▶ **The task**
Isolate every line in the data with the string "należy" and copy it.

--- Start Records shown ---

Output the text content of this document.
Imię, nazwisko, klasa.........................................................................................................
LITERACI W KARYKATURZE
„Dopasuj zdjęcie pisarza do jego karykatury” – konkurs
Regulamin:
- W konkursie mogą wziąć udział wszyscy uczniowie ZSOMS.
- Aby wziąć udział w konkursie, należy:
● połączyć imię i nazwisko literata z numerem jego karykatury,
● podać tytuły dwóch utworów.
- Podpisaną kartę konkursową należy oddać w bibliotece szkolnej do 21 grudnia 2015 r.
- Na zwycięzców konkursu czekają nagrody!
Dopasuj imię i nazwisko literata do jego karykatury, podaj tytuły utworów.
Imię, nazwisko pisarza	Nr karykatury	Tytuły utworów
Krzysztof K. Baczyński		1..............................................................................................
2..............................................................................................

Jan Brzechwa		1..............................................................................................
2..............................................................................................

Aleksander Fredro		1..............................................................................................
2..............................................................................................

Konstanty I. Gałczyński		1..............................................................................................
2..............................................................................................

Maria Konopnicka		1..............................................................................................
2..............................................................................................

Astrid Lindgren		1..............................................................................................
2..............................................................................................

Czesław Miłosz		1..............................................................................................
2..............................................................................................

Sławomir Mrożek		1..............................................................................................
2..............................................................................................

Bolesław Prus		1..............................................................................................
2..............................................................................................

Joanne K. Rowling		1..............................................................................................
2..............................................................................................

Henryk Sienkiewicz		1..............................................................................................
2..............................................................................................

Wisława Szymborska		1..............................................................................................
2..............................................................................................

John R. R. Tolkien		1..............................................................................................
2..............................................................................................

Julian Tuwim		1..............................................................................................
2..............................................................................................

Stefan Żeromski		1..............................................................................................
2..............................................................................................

--- End Records shown ---

▶ **Final result**
- Aby wziąć udział w konkursie, należy:
- Podpisaną kartę konkursową należy oddać w bibliotece szkolnej do 21 grudnia 2015 r.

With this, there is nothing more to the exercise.